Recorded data

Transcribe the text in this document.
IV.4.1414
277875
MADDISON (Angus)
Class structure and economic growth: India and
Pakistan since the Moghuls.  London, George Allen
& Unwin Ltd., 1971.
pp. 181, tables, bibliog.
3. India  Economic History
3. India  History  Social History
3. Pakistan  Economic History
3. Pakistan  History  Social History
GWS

What is asked
Go back to the listing above and please repeat it exactly.

Result below
Transcribe the text in this document.
IV.4.1414
277875
MADDISON (Angus)
Class structure and economic growth: India and
Pakistan since the Moghuls.  London, George Allen
& Unwin Ltd., 1971.
pp. 181, tables, bibliog.
3. India  Economic History
3. India  History  Social History
3. Pakistan  Economic History
3. Pakistan  History  Social History
GWS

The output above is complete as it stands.